SELECTED EXTRACT

= = =

Henry Wadsworth Longfellow

Henry Wadsworth Longfellow

Biography of Henry Wadsworth Longfellow

Henry Wadsworth Longfellow was born in Portland, Maine—then still part of Massachusetts—on February 27, 1807, the second son in a family of eight children. His mother, Zilpah Wadsworth, was the daughter of a Revolutionary War hero. His father, Stephen Longfellow, was a prominent Portland lawyer and later a member of Congress.

Henry was a dreamy boy who loved to read. He heard sailors speaking Spanish, French and German in the Portland streets and liked stories set in foreign places: The Arabian Nights, Robinson Crusoe, and the plays of Shakespeare.

= = =

PROVIDED RECORDS
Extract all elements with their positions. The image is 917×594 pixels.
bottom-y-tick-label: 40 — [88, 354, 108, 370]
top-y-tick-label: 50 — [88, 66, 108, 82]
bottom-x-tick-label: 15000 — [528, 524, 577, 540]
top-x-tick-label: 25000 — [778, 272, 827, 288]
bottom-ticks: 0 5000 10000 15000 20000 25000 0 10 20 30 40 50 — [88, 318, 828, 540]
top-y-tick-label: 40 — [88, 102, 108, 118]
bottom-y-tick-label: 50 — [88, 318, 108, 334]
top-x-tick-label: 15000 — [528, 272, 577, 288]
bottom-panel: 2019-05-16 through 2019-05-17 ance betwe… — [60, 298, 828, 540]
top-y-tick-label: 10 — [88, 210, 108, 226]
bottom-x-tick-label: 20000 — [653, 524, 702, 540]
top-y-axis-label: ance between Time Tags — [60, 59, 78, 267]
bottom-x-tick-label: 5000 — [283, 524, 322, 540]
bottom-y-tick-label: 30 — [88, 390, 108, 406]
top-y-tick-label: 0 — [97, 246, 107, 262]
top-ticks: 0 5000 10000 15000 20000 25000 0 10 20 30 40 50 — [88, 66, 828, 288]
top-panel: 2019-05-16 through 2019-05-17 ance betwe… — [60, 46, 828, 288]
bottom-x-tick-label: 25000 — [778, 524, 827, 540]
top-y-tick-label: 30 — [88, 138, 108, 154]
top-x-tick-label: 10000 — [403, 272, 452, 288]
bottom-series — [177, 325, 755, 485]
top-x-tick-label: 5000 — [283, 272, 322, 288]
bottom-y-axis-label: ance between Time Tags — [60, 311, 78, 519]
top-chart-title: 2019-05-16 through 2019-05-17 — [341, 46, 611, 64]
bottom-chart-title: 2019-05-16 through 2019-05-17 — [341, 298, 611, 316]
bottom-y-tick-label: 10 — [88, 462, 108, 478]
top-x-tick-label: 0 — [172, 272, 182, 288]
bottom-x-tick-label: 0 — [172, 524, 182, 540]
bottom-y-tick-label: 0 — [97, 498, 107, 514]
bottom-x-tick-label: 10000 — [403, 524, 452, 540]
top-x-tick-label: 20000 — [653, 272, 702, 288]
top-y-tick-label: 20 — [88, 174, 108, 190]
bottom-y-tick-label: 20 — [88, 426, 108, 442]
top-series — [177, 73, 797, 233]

= = =

EXERCISE TASK 1
Translate this sentence from the Longfellow biography into Spanish: "Henry was a dreamy boy who loved to read."
EXERCISE TASK 2
Quote the Longfellow biography word for word, everything from "Biography of Henry" down to "plays of Shakespeare.".

RIGHT ANSWER 1
Henry era un niño soñador al que le encantaba leer.

RIGHT ANSWER 2
Biography of Henry Wadsworth Longfellow

Henry Wadsworth Longfellow was born in Portland, Maine—then still part of Massachusetts—on February 27, 1807, the second son in a family of eight children. His mother, Zilpah Wadsworth, was the daughter of a Revolutionary War hero. His father, Stephen Longfellow, was a prominent Portland lawyer and later a member of Congress.

Henry was a dreamy boy who loved to read. He heard sailors speaking Spanish, French and German in the Portland streets and liked stories set in foreign places: The Arabian Nights, Robinson Crusoe, and the plays of Shakespeare.